Prompt: Copy the data below exactly.

Available data:
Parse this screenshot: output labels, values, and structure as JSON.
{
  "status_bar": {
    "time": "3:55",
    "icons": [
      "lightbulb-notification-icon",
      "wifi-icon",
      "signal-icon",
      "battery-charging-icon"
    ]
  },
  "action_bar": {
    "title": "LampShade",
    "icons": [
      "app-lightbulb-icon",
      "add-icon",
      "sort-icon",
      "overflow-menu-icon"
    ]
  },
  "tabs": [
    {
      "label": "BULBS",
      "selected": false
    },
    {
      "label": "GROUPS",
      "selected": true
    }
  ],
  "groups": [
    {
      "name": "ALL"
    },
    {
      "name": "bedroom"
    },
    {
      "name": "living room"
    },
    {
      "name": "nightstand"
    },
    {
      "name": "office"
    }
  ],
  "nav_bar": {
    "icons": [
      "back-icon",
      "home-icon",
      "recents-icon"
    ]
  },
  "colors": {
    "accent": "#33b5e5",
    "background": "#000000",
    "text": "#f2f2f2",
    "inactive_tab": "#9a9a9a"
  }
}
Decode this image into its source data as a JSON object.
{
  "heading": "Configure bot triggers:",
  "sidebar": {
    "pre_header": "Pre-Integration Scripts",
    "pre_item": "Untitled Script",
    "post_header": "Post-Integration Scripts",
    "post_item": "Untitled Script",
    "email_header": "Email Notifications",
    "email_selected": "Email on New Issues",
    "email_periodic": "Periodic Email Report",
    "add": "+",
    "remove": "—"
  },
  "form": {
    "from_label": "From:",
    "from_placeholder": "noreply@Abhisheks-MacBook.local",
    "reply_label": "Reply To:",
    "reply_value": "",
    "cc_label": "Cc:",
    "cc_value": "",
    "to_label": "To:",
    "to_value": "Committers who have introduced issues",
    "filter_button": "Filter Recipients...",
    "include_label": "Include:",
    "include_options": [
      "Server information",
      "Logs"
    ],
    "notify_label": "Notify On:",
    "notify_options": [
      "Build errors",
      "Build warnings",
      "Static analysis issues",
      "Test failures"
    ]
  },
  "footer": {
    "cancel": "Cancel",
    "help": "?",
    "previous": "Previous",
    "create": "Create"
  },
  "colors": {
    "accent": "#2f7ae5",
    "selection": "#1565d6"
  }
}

Written answer:
Parse this screenshot: output labels, values, and structure as JSON.
{
  "status_bar": {
    "time": "3:55",
    "icons": [
      "lightbulb-notification-icon",
      "wifi-icon",
      "signal-icon",
      "battery-charging-icon"
    ]
  },
  "action_bar": {
    "title": "LampShade",
    "icons": [
      "app-lightbulb-icon",
      "add-icon",
      "sort-icon",
      "overflow-menu-icon"
    ]
  },
  "tabs": [
    {
      "label": "BULBS",
      "selected": false
    },
    {
      "label": "GROUPS",
      "selected": true
    }
  ],
  "groups": [
    {
      "name": "ALL"
    },
    {
      "name": "bedroom"
    },
    {
      "name": "living room"
    },
    {
      "name": "nightstand"
    },
    {
      "name": "office"
    }
  ],
  "nav_bar": {
    "icons": [
      "back-icon",
      "home-icon",
      "recents-icon"
    ]
  },
  "colors": {
    "accent": "#33b5e5",
    "background": "#000000",
    "text": "#f2f2f2",
    "inactive_tab": "#9a9a9a"
  }
}
Decode this image into its source data as a JSON object.
{
  "heading": "Configure bot triggers:",
  "sidebar": {
    "pre_header": "Pre-Integration Scripts",
    "pre_item": "Untitled Script",
    "post_header": "Post-Integration Scripts",
    "post_item": "Untitled Script",
    "email_header": "Email Notifications",
    "email_selected": "Email on New Issues",
    "email_periodic": "Periodic Email Report",
    "add": "+",
    "remove": "—"
  },
  "form": {
    "from_label": "From:",
    "from_placeholder": "noreply@Abhisheks-MacBook.local",
    "reply_label": "Reply To:",
    "reply_value": "",
    "cc_label": "Cc:",
    "cc_value": "",
    "to_label": "To:",
    "to_value": "Committers who have introduced issues",
    "filter_button": "Filter Recipients...",
    "include_label": "Include:",
    "include_options": [
      "Server information",
      "Logs"
    ],
    "notify_label": "Notify On:",
    "notify_options": [
      "Build errors",
      "Build warnings",
      "Static analysis issues",
      "Test failures"
    ]
  },
  "footer": {
    "cancel": "Cancel",
    "help": "?",
    "previous": "Previous",
    "create": "Create"
  },
  "colors": {
    "accent": "#2f7ae5",
    "selection": "#1565d6"
  }
}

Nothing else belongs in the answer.